§ **Your task**
Look through the lines below and state how many hold the word "label". Write only the number.
** Start of Task inputs **
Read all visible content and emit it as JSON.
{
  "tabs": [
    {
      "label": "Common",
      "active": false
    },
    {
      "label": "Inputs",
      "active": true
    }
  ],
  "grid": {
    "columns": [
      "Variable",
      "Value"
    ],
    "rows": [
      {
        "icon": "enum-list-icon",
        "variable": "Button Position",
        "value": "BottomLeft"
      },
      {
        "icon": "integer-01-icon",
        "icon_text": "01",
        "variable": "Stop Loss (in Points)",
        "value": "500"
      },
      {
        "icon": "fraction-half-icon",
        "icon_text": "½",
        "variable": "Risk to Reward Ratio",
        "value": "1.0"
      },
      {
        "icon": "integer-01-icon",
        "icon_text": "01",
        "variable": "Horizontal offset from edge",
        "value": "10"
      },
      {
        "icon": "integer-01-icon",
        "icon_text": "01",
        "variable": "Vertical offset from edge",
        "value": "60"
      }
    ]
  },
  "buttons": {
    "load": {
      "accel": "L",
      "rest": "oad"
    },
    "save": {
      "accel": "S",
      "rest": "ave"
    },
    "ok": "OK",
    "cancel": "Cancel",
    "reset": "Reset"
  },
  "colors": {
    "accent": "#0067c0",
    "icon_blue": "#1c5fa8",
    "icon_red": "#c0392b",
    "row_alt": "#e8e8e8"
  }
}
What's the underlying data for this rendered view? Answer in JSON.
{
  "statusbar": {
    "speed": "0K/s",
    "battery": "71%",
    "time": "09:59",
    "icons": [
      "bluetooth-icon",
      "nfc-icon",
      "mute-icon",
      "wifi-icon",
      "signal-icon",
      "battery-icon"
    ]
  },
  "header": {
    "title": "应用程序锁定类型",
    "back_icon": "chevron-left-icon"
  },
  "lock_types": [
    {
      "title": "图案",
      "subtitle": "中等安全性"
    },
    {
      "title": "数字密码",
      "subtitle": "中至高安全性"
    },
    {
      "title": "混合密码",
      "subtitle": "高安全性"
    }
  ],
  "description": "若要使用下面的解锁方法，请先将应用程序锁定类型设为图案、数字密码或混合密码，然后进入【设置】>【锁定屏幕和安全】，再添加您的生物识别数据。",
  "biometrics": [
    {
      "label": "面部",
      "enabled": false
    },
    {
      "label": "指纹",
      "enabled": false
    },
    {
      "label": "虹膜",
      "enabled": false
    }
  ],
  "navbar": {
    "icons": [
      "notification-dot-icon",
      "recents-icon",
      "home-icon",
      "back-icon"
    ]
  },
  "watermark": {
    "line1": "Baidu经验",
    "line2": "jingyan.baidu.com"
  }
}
** End of Task inputs **
§ **Written solution**
5